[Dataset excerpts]
....
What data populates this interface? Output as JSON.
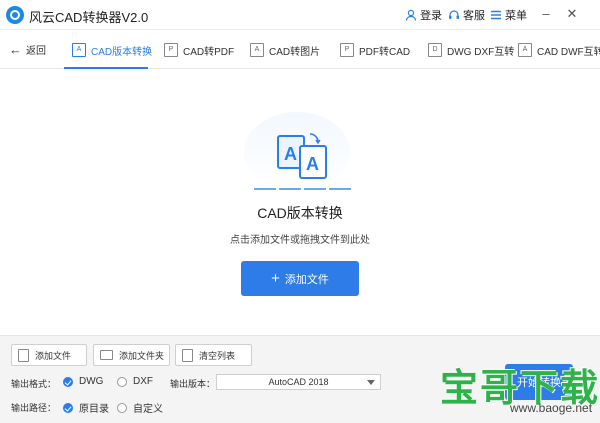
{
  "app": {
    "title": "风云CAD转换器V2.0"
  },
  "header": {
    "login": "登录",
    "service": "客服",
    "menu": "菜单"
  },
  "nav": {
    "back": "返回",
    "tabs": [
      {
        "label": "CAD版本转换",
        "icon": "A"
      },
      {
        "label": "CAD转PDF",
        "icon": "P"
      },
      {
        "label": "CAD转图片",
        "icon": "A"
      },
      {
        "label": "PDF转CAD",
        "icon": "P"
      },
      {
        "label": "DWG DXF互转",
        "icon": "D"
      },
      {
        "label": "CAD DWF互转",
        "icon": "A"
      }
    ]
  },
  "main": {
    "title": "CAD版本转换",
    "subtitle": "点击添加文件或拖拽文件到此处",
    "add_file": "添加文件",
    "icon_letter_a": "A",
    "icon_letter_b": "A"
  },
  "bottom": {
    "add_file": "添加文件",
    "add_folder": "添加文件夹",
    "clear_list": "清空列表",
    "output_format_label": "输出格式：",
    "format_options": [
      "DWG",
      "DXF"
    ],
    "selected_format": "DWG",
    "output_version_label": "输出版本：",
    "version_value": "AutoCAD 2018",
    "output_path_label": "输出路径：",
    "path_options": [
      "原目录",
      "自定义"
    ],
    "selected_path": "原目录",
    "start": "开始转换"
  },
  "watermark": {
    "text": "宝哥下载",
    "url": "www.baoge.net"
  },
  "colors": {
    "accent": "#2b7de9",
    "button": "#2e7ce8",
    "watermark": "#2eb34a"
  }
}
....
Prompt ::
Without the pictures, extract every entry verbatim.

Finished exercise ::
What data populates this interface? Output as JSON.
{
  "app": {
    "title": "风云CAD转换器V2.0"
  },
  "header": {
    "login": "登录",
    "service": "客服",
    "menu": "菜单"
  },
  "nav": {
    "back": "返回",
    "tabs": [
      {
        "label": "CAD版本转换",
        "icon": "A"
      },
      {
        "label": "CAD转PDF",
        "icon": "P"
      },
      {
        "label": "CAD转图片",
        "icon": "A"
      },
      {
        "label": "PDF转CAD",
        "icon": "P"
      },
      {
        "label": "DWG DXF互转",
        "icon": "D"
      },
      {
        "label": "CAD DWF互转",
        "icon": "A"
      }
    ]
  },
  "main": {
    "title": "CAD版本转换",
    "subtitle": "点击添加文件或拖拽文件到此处",
    "add_file": "添加文件",
    "icon_letter_a": "A",
    "icon_letter_b": "A"
  },
  "bottom": {
    "add_file": "添加文件",
    "add_folder": "添加文件夹",
    "clear_list": "清空列表",
    "output_format_label": "输出格式：",
    "format_options": [
      "DWG",
      "DXF"
    ],
    "selected_format": "DWG",
    "output_version_label": "输出版本：",
    "version_value": "AutoCAD 2018",
    "output_path_label": "输出路径：",
    "path_options": [
      "原目录",
      "自定义"
    ],
    "selected_path": "原目录",
    "start": "开始转换"
  },
  "watermark": {
    "text": "宝哥下载",
    "url": "www.baoge.net"
  },
  "colors": {
    "accent": "#2b7de9",
    "button": "#2e7ce8",
    "watermark": "#2eb34a"
  }
}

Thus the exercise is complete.